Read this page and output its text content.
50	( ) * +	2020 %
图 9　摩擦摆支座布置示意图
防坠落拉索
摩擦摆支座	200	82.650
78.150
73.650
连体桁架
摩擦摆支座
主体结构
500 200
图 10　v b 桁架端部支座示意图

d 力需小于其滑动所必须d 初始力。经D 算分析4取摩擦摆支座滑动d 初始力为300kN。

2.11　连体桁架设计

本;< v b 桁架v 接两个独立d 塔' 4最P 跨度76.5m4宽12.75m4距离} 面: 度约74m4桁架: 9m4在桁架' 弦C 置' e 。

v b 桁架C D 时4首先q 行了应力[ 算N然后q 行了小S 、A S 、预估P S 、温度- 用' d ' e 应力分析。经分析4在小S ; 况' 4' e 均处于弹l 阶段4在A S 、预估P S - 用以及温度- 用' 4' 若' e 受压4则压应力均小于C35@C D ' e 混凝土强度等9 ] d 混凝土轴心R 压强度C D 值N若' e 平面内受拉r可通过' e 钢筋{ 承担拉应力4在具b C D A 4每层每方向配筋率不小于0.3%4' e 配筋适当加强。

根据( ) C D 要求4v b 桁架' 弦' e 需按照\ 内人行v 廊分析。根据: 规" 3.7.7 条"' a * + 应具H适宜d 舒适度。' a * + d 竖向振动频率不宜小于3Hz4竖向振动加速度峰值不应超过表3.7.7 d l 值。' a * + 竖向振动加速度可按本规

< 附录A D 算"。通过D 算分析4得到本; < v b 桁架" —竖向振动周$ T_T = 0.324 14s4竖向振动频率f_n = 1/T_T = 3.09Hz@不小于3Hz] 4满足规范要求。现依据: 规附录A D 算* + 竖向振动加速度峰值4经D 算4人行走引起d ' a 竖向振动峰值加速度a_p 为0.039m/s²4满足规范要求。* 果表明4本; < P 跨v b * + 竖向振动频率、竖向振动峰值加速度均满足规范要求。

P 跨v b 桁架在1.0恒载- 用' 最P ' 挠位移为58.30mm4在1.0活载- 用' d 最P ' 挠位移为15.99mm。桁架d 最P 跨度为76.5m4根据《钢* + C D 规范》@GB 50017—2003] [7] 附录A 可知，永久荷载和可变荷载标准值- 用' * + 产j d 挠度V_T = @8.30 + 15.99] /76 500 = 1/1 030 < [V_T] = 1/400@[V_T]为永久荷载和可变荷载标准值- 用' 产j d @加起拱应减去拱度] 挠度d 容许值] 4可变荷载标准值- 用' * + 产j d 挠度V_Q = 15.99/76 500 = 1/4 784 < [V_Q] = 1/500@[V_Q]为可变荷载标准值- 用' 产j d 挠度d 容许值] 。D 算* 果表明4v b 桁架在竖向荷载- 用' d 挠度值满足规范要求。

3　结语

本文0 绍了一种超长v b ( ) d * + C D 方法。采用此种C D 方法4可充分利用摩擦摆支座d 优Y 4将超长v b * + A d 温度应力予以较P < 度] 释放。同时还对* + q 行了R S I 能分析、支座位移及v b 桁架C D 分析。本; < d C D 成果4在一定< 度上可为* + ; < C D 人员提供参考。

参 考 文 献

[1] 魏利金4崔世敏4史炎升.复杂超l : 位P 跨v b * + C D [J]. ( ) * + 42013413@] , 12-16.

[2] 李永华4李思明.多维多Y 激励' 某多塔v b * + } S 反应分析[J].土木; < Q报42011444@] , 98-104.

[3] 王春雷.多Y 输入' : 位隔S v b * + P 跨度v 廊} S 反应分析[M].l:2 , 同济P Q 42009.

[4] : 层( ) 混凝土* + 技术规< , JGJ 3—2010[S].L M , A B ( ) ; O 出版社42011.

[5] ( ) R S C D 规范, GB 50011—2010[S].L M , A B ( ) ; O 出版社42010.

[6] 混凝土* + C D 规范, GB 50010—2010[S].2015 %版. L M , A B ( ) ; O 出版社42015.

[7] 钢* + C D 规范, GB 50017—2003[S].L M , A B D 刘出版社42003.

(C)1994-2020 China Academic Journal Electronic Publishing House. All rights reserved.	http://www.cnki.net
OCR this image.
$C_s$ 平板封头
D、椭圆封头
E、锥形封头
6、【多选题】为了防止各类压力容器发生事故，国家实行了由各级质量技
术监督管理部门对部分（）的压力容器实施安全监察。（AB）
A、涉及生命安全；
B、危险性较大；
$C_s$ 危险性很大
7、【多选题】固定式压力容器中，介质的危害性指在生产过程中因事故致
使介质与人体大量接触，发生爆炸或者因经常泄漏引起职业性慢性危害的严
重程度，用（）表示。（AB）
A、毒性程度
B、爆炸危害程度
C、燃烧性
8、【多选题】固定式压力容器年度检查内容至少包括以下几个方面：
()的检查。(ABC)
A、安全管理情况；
————————
* [PROBLEM] Give back the whole listing, word for word.

* [EXERCISE OUTPUT]
Read this page and output its text content.
50	( ) * +	2020 %
图 9　摩擦摆支座布置示意图
防坠落拉索
摩擦摆支座	200	82.650
78.150
73.650
连体桁架
摩擦摆支座
主体结构
500 200
图 10　v b 桁架端部支座示意图

d 力需小于其滑动所必须d 初始力。经D 算分析4取摩擦摆支座滑动d 初始力为300kN。

2.11　连体桁架设计

本;< v b 桁架v 接两个独立d 塔' 4最P 跨度76.5m4宽12.75m4距离} 面: 度约74m4桁架: 9m4在桁架' 弦C 置' e 。

v b 桁架C D 时4首先q 行了应力[ 算N然后q 行了小S 、A S 、预估P S 、温度- 用' d ' e 应力分析。经分析4在小S ; 况' 4' e 均处于弹l 阶段4在A S 、预估P S - 用以及温度- 用' 4' 若' e 受压4则压应力均小于C35@C D ' e 混凝土强度等9 ] d 混凝土轴心R 压强度C D 值N若' e 平面内受拉r可通过' e 钢筋{ 承担拉应力4在具b C D A 4每层每方向配筋率不小于0.3%4' e 配筋适当加强。

根据( ) C D 要求4v b 桁架' 弦' e 需按照\ 内人行v 廊分析。根据: 规" 3.7.7 条"' a * + 应具H适宜d 舒适度。' a * + d 竖向振动频率不宜小于3Hz4竖向振动加速度峰值不应超过表3.7.7 d l 值。' a * + 竖向振动加速度可按本规

< 附录A D 算"。通过D 算分析4得到本; < v b 桁架" —竖向振动周$ T_T = 0.324 14s4竖向振动频率f_n = 1/T_T = 3.09Hz@不小于3Hz] 4满足规范要求。现依据: 规附录A D 算* + 竖向振动加速度峰值4经D 算4人行走引起d ' a 竖向振动峰值加速度a_p 为0.039m/s²4满足规范要求。* 果表明4本; < P 跨v b * + 竖向振动频率、竖向振动峰值加速度均满足规范要求。

P 跨v b 桁架在1.0恒载- 用' 最P ' 挠位移为58.30mm4在1.0活载- 用' d 最P ' 挠位移为15.99mm。桁架d 最P 跨度为76.5m4根据《钢* + C D 规范》@GB 50017—2003] [7] 附录A 可知，永久荷载和可变荷载标准值- 用' * + 产j d 挠度V_T = @8.30 + 15.99] /76 500 = 1/1 030 < [V_T] = 1/400@[V_T]为永久荷载和可变荷载标准值- 用' 产j d @加起拱应减去拱度] 挠度d 容许值] 4可变荷载标准值- 用' * + 产j d 挠度V_Q = 15.99/76 500 = 1/4 784 < [V_Q] = 1/500@[V_Q]为可变荷载标准值- 用' 产j d 挠度d 容许值] 。D 算* 果表明4v b 桁架在竖向荷载- 用' d 挠度值满足规范要求。

3　结语

本文0 绍了一种超长v b ( ) d * + C D 方法。采用此种C D 方法4可充分利用摩擦摆支座d 优Y 4将超长v b * + A d 温度应力予以较P < 度] 释放。同时还对* + q 行了R S I 能分析、支座位移及v b 桁架C D 分析。本; < d C D 成果4在一定< 度上可为* + ; < C D 人员提供参考。

参 考 文 献

[1] 魏利金4崔世敏4史炎升.复杂超l : 位P 跨v b * + C D [J]. ( ) * + 42013413@] , 12-16.

[2] 李永华4李思明.多维多Y 激励' 某多塔v b * + } S 反应分析[J].土木; < Q报42011444@] , 98-104.

[3] 王春雷.多Y 输入' : 位隔S v b * + P 跨度v 廊} S 反应分析[M].l:2 , 同济P Q 42009.

[4] : 层( ) 混凝土* + 技术规< , JGJ 3—2010[S].L M , A B ( ) ; O 出版社42011.

[5] ( ) R S C D 规范, GB 50011—2010[S].L M , A B ( ) ; O 出版社42010.

[6] 混凝土* + C D 规范, GB 50010—2010[S].2015 %版. L M , A B ( ) ; O 出版社42015.

[7] 钢* + C D 规范, GB 50017—2003[S].L M , A B D 刘出版社42003.

(C)1994-2020 China Academic Journal Electronic Publishing House. All rights reserved.	http://www.cnki.net
OCR this image.
$C_s$ 平板封头
D、椭圆封头
E、锥形封头
6、【多选题】为了防止各类压力容器发生事故，国家实行了由各级质量技
术监督管理部门对部分（）的压力容器实施安全监察。（AB）
A、涉及生命安全；
B、危险性较大；
$C_s$ 危险性很大
7、【多选题】固定式压力容器中，介质的危害性指在生产过程中因事故致
使介质与人体大量接触，发生爆炸或者因经常泄漏引起职业性慢性危害的严
重程度，用（）表示。（AB）
A、毒性程度
B、爆炸危害程度
C、燃烧性
8、【多选题】固定式压力容器年度检查内容至少包括以下几个方面：
()的检查。(ABC)
A、安全管理情况；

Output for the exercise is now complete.